What you are asked to do
Gather all lines with "keyboard" from the records.

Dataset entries
● ● ●
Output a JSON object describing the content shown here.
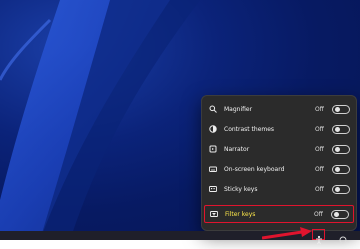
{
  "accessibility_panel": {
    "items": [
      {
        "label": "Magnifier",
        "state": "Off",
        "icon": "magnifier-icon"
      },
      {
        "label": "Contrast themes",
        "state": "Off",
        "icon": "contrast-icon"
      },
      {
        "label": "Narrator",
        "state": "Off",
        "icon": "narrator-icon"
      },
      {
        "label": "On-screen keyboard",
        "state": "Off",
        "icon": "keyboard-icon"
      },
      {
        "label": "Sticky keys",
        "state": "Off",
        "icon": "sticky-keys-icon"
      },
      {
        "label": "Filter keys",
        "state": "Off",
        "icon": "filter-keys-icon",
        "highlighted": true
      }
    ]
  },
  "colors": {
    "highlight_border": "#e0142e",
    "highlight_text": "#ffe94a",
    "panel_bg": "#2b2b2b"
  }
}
● ● ●
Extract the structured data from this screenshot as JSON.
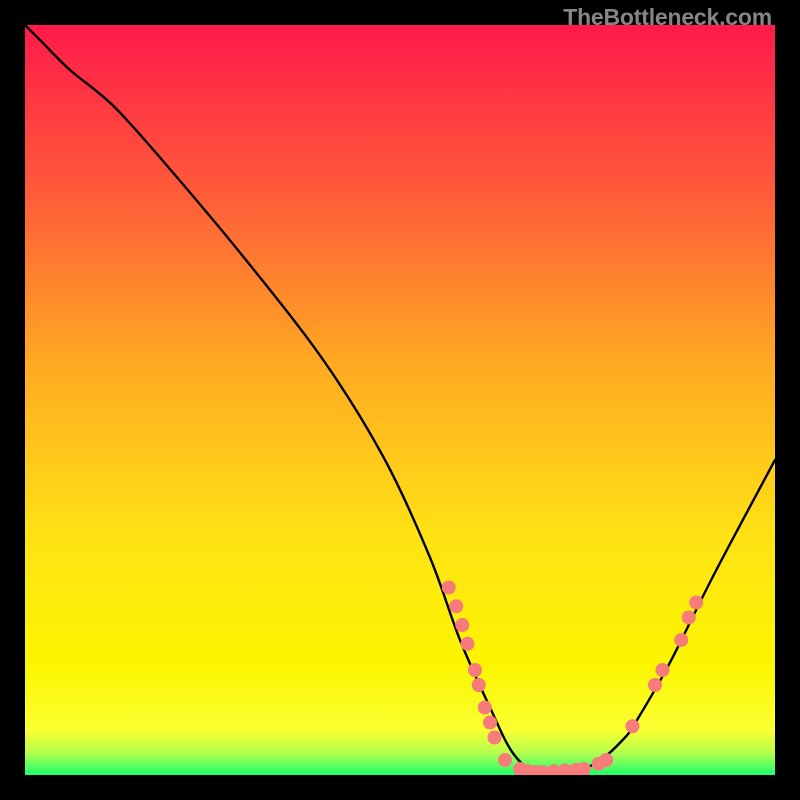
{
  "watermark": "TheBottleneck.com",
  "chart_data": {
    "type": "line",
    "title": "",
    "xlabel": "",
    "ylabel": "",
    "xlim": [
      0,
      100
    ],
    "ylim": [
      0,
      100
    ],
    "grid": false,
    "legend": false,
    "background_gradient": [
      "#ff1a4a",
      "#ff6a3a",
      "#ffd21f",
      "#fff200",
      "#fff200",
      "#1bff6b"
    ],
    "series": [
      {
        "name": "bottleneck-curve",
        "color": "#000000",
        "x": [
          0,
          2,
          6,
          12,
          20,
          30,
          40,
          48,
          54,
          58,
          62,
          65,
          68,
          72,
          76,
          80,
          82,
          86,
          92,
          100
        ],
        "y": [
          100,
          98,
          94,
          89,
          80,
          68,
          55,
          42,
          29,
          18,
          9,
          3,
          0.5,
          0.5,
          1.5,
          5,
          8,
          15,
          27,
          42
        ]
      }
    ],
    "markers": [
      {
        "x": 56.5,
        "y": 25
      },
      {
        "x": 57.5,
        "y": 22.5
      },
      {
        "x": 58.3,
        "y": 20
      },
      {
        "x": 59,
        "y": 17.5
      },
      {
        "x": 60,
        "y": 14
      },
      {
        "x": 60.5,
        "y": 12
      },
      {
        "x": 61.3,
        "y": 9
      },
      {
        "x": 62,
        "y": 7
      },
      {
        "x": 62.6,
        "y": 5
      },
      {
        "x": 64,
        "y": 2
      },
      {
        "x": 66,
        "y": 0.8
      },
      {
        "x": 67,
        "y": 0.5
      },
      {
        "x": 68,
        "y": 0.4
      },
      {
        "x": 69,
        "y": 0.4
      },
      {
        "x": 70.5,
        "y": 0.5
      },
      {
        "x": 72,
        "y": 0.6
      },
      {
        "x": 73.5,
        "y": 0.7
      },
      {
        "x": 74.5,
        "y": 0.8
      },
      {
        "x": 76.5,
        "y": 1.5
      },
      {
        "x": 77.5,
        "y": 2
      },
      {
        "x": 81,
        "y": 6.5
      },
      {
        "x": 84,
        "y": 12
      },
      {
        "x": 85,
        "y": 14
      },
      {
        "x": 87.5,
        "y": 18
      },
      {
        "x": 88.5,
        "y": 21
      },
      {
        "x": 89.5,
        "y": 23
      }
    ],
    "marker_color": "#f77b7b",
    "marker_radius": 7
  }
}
● ● ●
Solved problem
        "label": "On-screen keyboard",
        "icon": "keyboard-icon"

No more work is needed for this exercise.